··· Data records ···
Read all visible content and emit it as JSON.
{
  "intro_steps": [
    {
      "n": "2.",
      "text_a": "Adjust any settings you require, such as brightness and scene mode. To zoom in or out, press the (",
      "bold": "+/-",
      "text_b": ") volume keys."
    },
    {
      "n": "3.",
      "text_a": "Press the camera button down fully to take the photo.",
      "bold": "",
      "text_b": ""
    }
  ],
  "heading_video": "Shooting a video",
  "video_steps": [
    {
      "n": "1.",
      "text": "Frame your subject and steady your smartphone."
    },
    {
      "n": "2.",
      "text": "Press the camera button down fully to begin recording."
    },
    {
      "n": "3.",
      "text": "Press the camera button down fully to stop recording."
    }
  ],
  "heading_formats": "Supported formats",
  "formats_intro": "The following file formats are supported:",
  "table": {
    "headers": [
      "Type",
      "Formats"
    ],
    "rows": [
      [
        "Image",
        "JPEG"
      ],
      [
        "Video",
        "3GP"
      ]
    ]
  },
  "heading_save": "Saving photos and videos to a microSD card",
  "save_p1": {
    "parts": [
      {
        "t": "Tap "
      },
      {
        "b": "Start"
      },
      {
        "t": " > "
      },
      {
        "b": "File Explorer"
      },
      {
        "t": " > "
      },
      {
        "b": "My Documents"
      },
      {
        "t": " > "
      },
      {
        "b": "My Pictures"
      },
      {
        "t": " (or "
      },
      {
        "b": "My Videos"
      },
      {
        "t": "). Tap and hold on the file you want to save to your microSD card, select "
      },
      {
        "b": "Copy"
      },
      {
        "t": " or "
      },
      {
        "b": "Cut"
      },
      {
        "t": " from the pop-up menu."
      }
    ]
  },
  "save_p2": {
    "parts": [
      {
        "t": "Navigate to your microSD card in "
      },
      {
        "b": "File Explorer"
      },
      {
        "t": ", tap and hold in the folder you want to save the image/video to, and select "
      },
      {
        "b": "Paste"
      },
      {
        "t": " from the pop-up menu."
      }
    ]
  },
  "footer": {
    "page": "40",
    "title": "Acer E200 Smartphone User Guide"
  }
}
···
# [Request]
Repeat all of the records above exactly as written.

# [Solution to the exercise]
Read all visible content and emit it as JSON.
{
  "intro_steps": [
    {
      "n": "2.",
      "text_a": "Adjust any settings you require, such as brightness and scene mode. To zoom in or out, press the (",
      "bold": "+/-",
      "text_b": ") volume keys."
    },
    {
      "n": "3.",
      "text_a": "Press the camera button down fully to take the photo.",
      "bold": "",
      "text_b": ""
    }
  ],
  "heading_video": "Shooting a video",
  "video_steps": [
    {
      "n": "1.",
      "text": "Frame your subject and steady your smartphone."
    },
    {
      "n": "2.",
      "text": "Press the camera button down fully to begin recording."
    },
    {
      "n": "3.",
      "text": "Press the camera button down fully to stop recording."
    }
  ],
  "heading_formats": "Supported formats",
  "formats_intro": "The following file formats are supported:",
  "table": {
    "headers": [
      "Type",
      "Formats"
    ],
    "rows": [
      [
        "Image",
        "JPEG"
      ],
      [
        "Video",
        "3GP"
      ]
    ]
  },
  "heading_save": "Saving photos and videos to a microSD card",
  "save_p1": {
    "parts": [
      {
        "t": "Tap "
      },
      {
        "b": "Start"
      },
      {
        "t": " > "
      },
      {
        "b": "File Explorer"
      },
      {
        "t": " > "
      },
      {
        "b": "My Documents"
      },
      {
        "t": " > "
      },
      {
        "b": "My Pictures"
      },
      {
        "t": " (or "
      },
      {
        "b": "My Videos"
      },
      {
        "t": "). Tap and hold on the file you want to save to your microSD card, select "
      },
      {
        "b": "Copy"
      },
      {
        "t": " or "
      },
      {
        "b": "Cut"
      },
      {
        "t": " from the pop-up menu."
      }
    ]
  },
  "save_p2": {
    "parts": [
      {
        "t": "Navigate to your microSD card in "
      },
      {
        "b": "File Explorer"
      },
      {
        "t": ", tap and hold in the folder you want to save the image/video to, and select "
      },
      {
        "b": "Paste"
      },
      {
        "t": " from the pop-up menu."
      }
    ]
  },
  "footer": {
    "page": "40",
    "title": "Acer E200 Smartphone User Guide"
  }
}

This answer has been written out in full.